(Image layout annotations)
↓↓↓

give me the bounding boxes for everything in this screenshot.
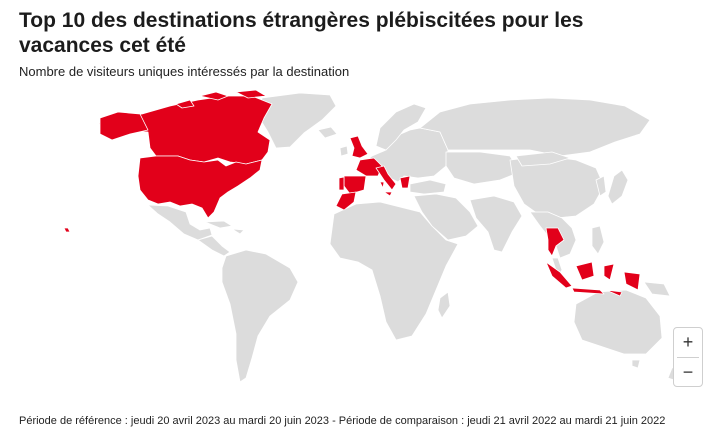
world-map[interactable] [0,88,713,408]
country-australia[interactable] [573,289,663,355]
country-ireland[interactable] [339,145,349,157]
country-thailand[interactable] [545,227,565,257]
island-tasmania[interactable] [631,359,641,369]
country-united-kingdom[interactable] [349,135,369,159]
region-south-asia[interactable] [469,195,523,253]
region-canada-arctic[interactable] [175,89,267,109]
region-caribbean[interactable] [204,220,245,235]
country-spain[interactable] [343,175,367,195]
region-east-asia[interactable] [509,155,605,219]
land-layer [147,92,687,383]
country-greece[interactable] [399,175,411,189]
region-central-asia[interactable] [445,151,521,185]
country-mongolia[interactable] [515,151,571,167]
region-central-america[interactable] [197,235,231,257]
country-united-states-alaska[interactable] [99,111,149,141]
country-morocco[interactable] [335,191,357,211]
reference-period-note: Période de référence : jeudi 20 avril 20… [19,415,666,427]
zoom-divider [677,357,699,358]
chart-title: Top 10 des destinations étrangères plébi… [19,9,584,57]
zoom-out-button[interactable]: − [682,362,694,382]
zoom-in-button[interactable]: + [682,332,694,352]
region-russia[interactable] [419,97,651,157]
region-africa[interactable] [329,201,459,341]
chart-subtitle: Nombre de visiteurs uniques intéressés p… [19,64,350,79]
region-korea-japan[interactable] [595,169,629,205]
country-indonesia[interactable] [545,261,641,297]
country-mexico[interactable] [147,204,213,241]
country-iceland[interactable] [317,126,338,139]
country-turkey[interactable] [409,179,447,195]
country-papua-new-guinea[interactable] [643,281,671,297]
region-south-america[interactable] [221,249,299,383]
highlighted-layer [63,89,641,297]
region-middle-east[interactable] [413,193,479,241]
zoom-control: + − [673,327,703,387]
country-greenland[interactable] [257,92,337,149]
region-scandinavia[interactable] [375,103,427,151]
country-canada[interactable] [97,95,273,165]
country-united-states[interactable] [137,155,263,219]
country-italy[interactable] [375,165,397,197]
country-portugal[interactable] [338,176,345,191]
country-madagascar[interactable] [437,291,451,319]
country-philippines[interactable] [591,225,605,255]
country-france[interactable] [355,157,383,177]
country-united-states-hawaii[interactable] [63,227,71,233]
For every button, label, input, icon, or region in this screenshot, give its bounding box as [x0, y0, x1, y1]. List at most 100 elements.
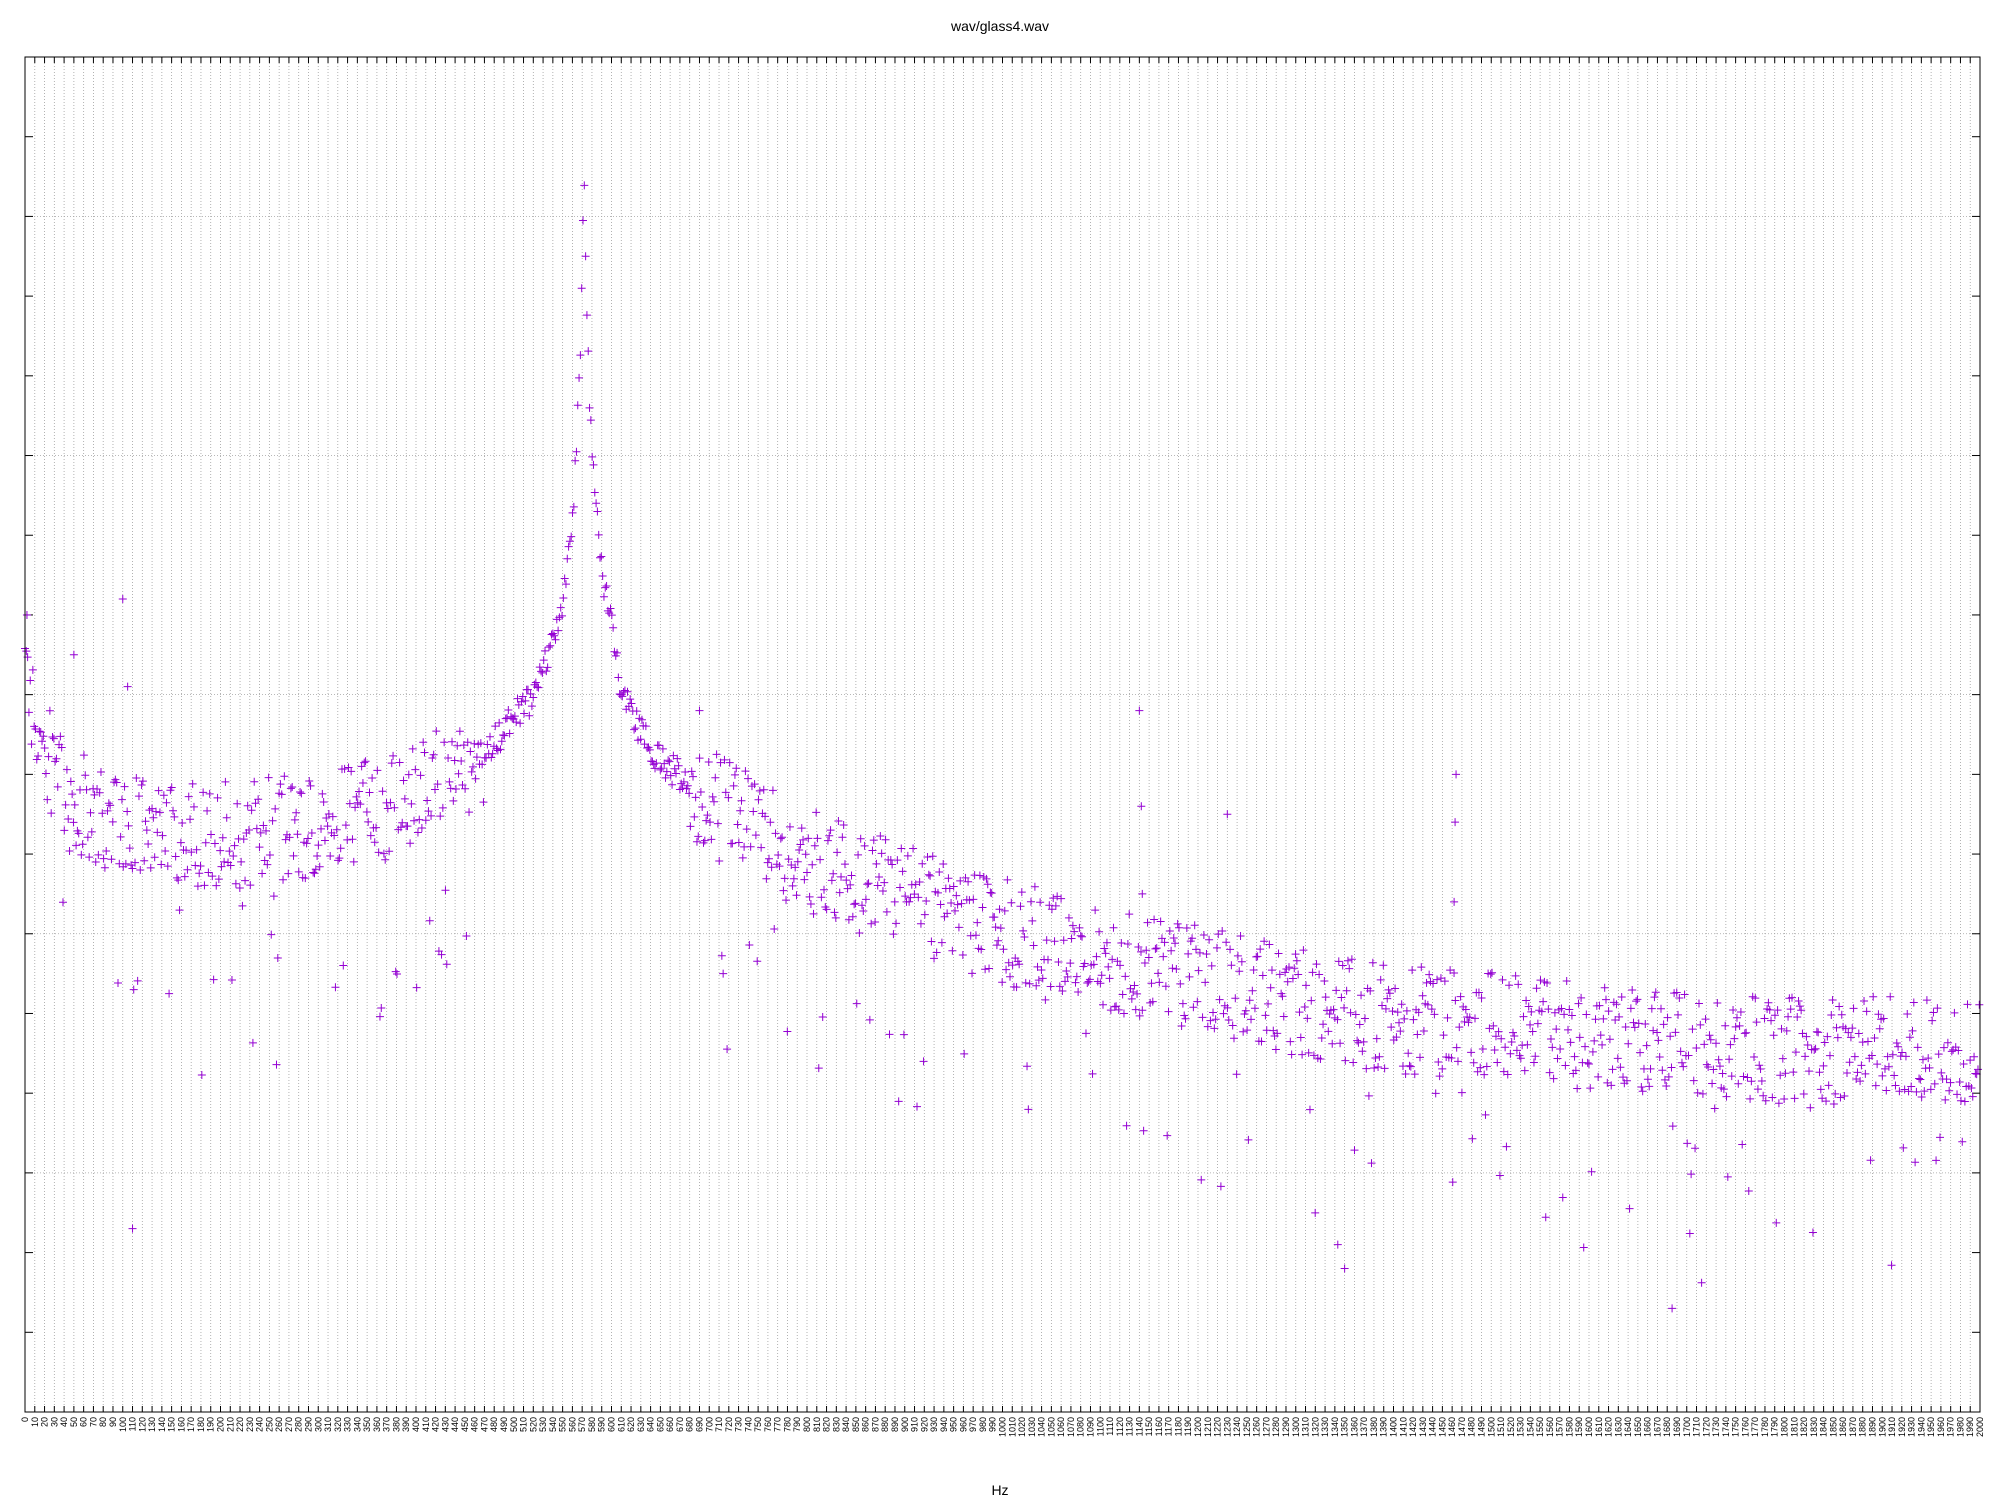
data-point: [246, 881, 255, 890]
data-point: [1362, 1064, 1371, 1073]
data-point: [293, 830, 302, 839]
data-point: [601, 583, 610, 592]
x-tick-label: 300: [313, 1417, 323, 1432]
data-point: [64, 815, 73, 824]
data-point: [1151, 944, 1160, 953]
data-point: [1664, 1072, 1673, 1081]
data-point: [779, 886, 788, 895]
data-point: [243, 801, 252, 810]
data-point: [1856, 1077, 1865, 1086]
data-point: [764, 854, 773, 863]
x-tick-label: 1950: [1926, 1417, 1936, 1437]
data-point: [1066, 959, 1075, 968]
data-point: [568, 508, 577, 517]
data-point: [1958, 1137, 1967, 1146]
x-tick-label: 590: [597, 1417, 607, 1432]
x-tick-label: 1990: [1965, 1417, 1975, 1437]
data-point: [1464, 1018, 1473, 1027]
data-point: [1905, 1033, 1914, 1042]
data-point: [1244, 1135, 1253, 1144]
data-point: [488, 749, 497, 758]
data-point: [719, 969, 728, 978]
data-point: [1194, 966, 1203, 975]
data-point: [1358, 1047, 1367, 1056]
data-point: [802, 868, 811, 877]
data-point: [1123, 940, 1132, 949]
data-point: [725, 758, 734, 767]
data-point: [149, 813, 158, 822]
data-point: [774, 850, 783, 859]
data-point: [990, 913, 999, 922]
data-point: [829, 869, 838, 878]
data-point: [288, 782, 297, 791]
data-point: [992, 941, 1001, 950]
data-point: [1801, 1052, 1810, 1061]
data-point: [973, 918, 982, 927]
data-point: [1478, 1045, 1487, 1054]
data-point: [466, 747, 475, 756]
data-point: [1222, 938, 1231, 947]
data-point: [365, 788, 374, 797]
data-point: [527, 702, 536, 711]
data-point: [306, 781, 315, 790]
x-tick-label: 420: [431, 1417, 441, 1432]
data-point: [632, 707, 641, 716]
x-tick-label: 1060: [1056, 1417, 1066, 1437]
data-point: [1095, 927, 1104, 936]
data-point: [994, 936, 1003, 945]
data-point: [174, 876, 183, 885]
data-point: [267, 930, 276, 939]
data-point: [178, 818, 187, 827]
data-point: [1581, 1042, 1590, 1051]
data-point: [1960, 1097, 1969, 1106]
data-point: [1030, 882, 1039, 891]
x-tick-label: 210: [225, 1417, 235, 1432]
data-point: [279, 875, 288, 884]
data-point: [822, 905, 831, 914]
data-point: [196, 862, 205, 871]
data-point: [947, 899, 956, 908]
data-point: [1271, 1045, 1280, 1054]
data-point: [1668, 1304, 1677, 1313]
data-point: [913, 1102, 922, 1111]
data-point: [91, 858, 100, 867]
data-point: [715, 856, 724, 865]
data-point: [1636, 1048, 1645, 1057]
x-tick-label: 730: [734, 1417, 744, 1432]
data-point: [775, 862, 784, 871]
data-point: [374, 848, 383, 857]
data-point: [396, 823, 405, 832]
data-point: [1450, 897, 1459, 906]
x-tick-label: 920: [919, 1417, 929, 1432]
x-tick-label: 1160: [1154, 1417, 1164, 1436]
x-tick-label: 610: [616, 1417, 626, 1432]
data-point: [1286, 1037, 1295, 1046]
data-point: [1300, 1003, 1309, 1012]
data-point: [79, 751, 88, 760]
data-point: [1824, 1081, 1833, 1090]
data-point: [1825, 1051, 1834, 1060]
data-point: [1237, 957, 1246, 966]
data-point: [81, 771, 90, 780]
data-point: [582, 311, 591, 320]
data-point: [1085, 975, 1094, 984]
data-point: [928, 852, 937, 861]
data-point: [679, 777, 688, 786]
data-point: [124, 821, 133, 830]
data-point: [476, 739, 485, 748]
data-point: [248, 1038, 257, 1047]
data-point: [410, 816, 419, 825]
data-point: [878, 887, 887, 896]
data-point: [1936, 1133, 1944, 1142]
data-point: [1511, 971, 1520, 980]
data-point: [1832, 1023, 1841, 1032]
data-point: [1705, 1031, 1714, 1040]
data-point: [258, 869, 267, 878]
x-tick-label: 1360: [1349, 1417, 1359, 1437]
data-point: [471, 774, 480, 783]
data-point: [1396, 1027, 1405, 1036]
data-point: [523, 685, 532, 694]
data-point: [1770, 1011, 1779, 1020]
x-tick-label: 430: [440, 1417, 450, 1432]
data-point: [1372, 1034, 1381, 1043]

↑↑↑

- _BRIEF_: Change every "data-point" in the data above to "marker" and give all the data back otherwise unaltered, omitting the pictures.

- _CORRECT RESULT_:
give me the bounding boxes for everything in this screenshot.
world-map[interactable] [0,88,713,408]
country-australia[interactable] [573,289,663,355]
country-ireland[interactable] [339,145,349,157]
country-thailand[interactable] [545,227,565,257]
island-tasmania[interactable] [631,359,641,369]
country-united-kingdom[interactable] [349,135,369,159]
region-south-asia[interactable] [469,195,523,253]
region-canada-arctic[interactable] [175,89,267,109]
region-caribbean[interactable] [204,220,245,235]
country-spain[interactable] [343,175,367,195]
region-east-asia[interactable] [509,155,605,219]
land-layer [147,92,687,383]
country-greece[interactable] [399,175,411,189]
region-central-asia[interactable] [445,151,521,185]
country-mongolia[interactable] [515,151,571,167]
region-central-america[interactable] [197,235,231,257]
country-united-states-alaska[interactable] [99,111,149,141]
country-morocco[interactable] [335,191,357,211]
reference-period-note: Période de référence : jeudi 20 avril 20… [19,415,666,427]
zoom-divider [677,357,699,358]
chart-title: Top 10 des destinations étrangères plébi… [19,9,584,57]
zoom-out-button[interactable]: − [682,362,694,382]
zoom-in-button[interactable]: + [682,332,694,352]
region-russia[interactable] [419,97,651,157]
region-africa[interactable] [329,201,459,341]
chart-subtitle: Nombre de visiteurs uniques intéressés p… [19,64,350,79]
region-korea-japan[interactable] [595,169,629,205]
country-indonesia[interactable] [545,261,641,297]
country-mexico[interactable] [147,204,213,241]
country-iceland[interactable] [317,126,338,139]
country-turkey[interactable] [409,179,447,195]
country-papua-new-guinea[interactable] [643,281,671,297]
region-south-america[interactable] [221,249,299,383]
highlighted-layer [63,89,641,297]
region-middle-east[interactable] [413,193,479,241]
zoom-control: + − [673,327,703,387]
country-greenland[interactable] [257,92,337,149]
region-scandinavia[interactable] [375,103,427,151]
country-canada[interactable] [97,95,273,165]
country-united-states[interactable] [137,155,263,219]
country-italy[interactable] [375,165,397,197]
country-portugal[interactable] [338,176,345,191]
country-madagascar[interactable] [437,291,451,319]
country-philippines[interactable] [591,225,605,255]
country-france[interactable] [355,157,383,177]
country-united-states-hawaii[interactable] [63,227,71,233]
For every button, label, input, icon, or region in this screenshot, give its bounding box as [x0, y0, x1, y1]. List at most 100 elements.
marker: [246, 881, 255, 890]
marker: [1362, 1064, 1371, 1073]
marker: [293, 830, 302, 839]
marker: [601, 583, 610, 592]
x-tick-label: 300: [313, 1417, 323, 1432]
marker: [64, 815, 73, 824]
marker: [1151, 944, 1160, 953]
marker: [1664, 1072, 1673, 1081]
marker: [779, 886, 788, 895]
marker: [243, 801, 252, 810]
marker: [1856, 1077, 1865, 1086]
marker: [764, 854, 773, 863]
x-tick-label: 1950: [1926, 1417, 1936, 1437]
marker: [1066, 959, 1075, 968]
marker: [568, 508, 577, 517]
marker: [1958, 1137, 1967, 1146]
x-tick-label: 590: [597, 1417, 607, 1432]
x-tick-label: 1990: [1965, 1417, 1975, 1437]
marker: [1464, 1018, 1473, 1027]
marker: [1905, 1033, 1914, 1042]
marker: [1244, 1135, 1253, 1144]
marker: [488, 749, 497, 758]
marker: [719, 969, 728, 978]
marker: [1194, 966, 1203, 975]
marker: [1358, 1047, 1367, 1056]
marker: [802, 868, 811, 877]
marker: [1123, 940, 1132, 949]
marker: [725, 758, 734, 767]
marker: [149, 813, 158, 822]
marker: [774, 850, 783, 859]
marker: [990, 913, 999, 922]
marker: [829, 869, 838, 878]
marker: [288, 782, 297, 791]
marker: [992, 941, 1001, 950]
marker: [1801, 1052, 1810, 1061]
marker: [973, 918, 982, 927]
marker: [1478, 1045, 1487, 1054]
marker: [466, 747, 475, 756]
marker: [1222, 938, 1231, 947]
marker: [365, 788, 374, 797]
marker: [527, 702, 536, 711]
marker: [306, 781, 315, 790]
x-tick-label: 420: [431, 1417, 441, 1432]
marker: [632, 707, 641, 716]
x-tick-label: 1060: [1056, 1417, 1066, 1437]
marker: [1095, 927, 1104, 936]
marker: [994, 936, 1003, 945]
marker: [174, 876, 183, 885]
marker: [267, 930, 276, 939]
marker: [178, 818, 187, 827]
marker: [1581, 1042, 1590, 1051]
marker: [1960, 1097, 1969, 1106]
marker: [1030, 882, 1039, 891]
x-tick-label: 210: [225, 1417, 235, 1432]
marker: [279, 875, 288, 884]
marker: [822, 905, 831, 914]
marker: [196, 862, 205, 871]
marker: [947, 899, 956, 908]
marker: [1271, 1045, 1280, 1054]
marker: [1668, 1304, 1677, 1313]
marker: [913, 1102, 922, 1111]
marker: [91, 858, 100, 867]
marker: [715, 856, 724, 865]
marker: [1636, 1048, 1645, 1057]
x-tick-label: 730: [734, 1417, 744, 1432]
marker: [775, 862, 784, 871]
marker: [374, 848, 383, 857]
marker: [396, 823, 405, 832]
marker: [1450, 897, 1459, 906]
x-tick-label: 920: [919, 1417, 929, 1432]
x-tick-label: 1160: [1154, 1417, 1164, 1436]
x-tick-label: 610: [616, 1417, 626, 1432]
marker: [1286, 1037, 1295, 1046]
marker: [1300, 1003, 1309, 1012]
marker: [79, 751, 88, 760]
marker: [1824, 1081, 1833, 1090]
marker: [1825, 1051, 1834, 1060]
marker: [1237, 957, 1246, 966]
marker: [81, 771, 90, 780]
marker: [582, 311, 591, 320]
marker: [1085, 975, 1094, 984]
marker: [928, 852, 937, 861]
marker: [679, 777, 688, 786]
marker: [124, 821, 133, 830]
marker: [476, 739, 485, 748]
marker: [248, 1038, 257, 1047]
marker: [410, 816, 419, 825]
marker: [878, 887, 887, 896]
marker: [1936, 1133, 1944, 1142]
marker: [1511, 971, 1520, 980]
marker: [1832, 1023, 1841, 1032]
marker: [1705, 1031, 1714, 1040]
marker: [258, 869, 267, 878]
x-tick-label: 1360: [1349, 1417, 1359, 1437]
marker: [471, 774, 480, 783]
marker: [1396, 1027, 1405, 1036]
marker: [523, 685, 532, 694]
marker: [1770, 1011, 1779, 1020]
x-tick-label: 430: [440, 1417, 450, 1432]
marker: [1372, 1034, 1381, 1043]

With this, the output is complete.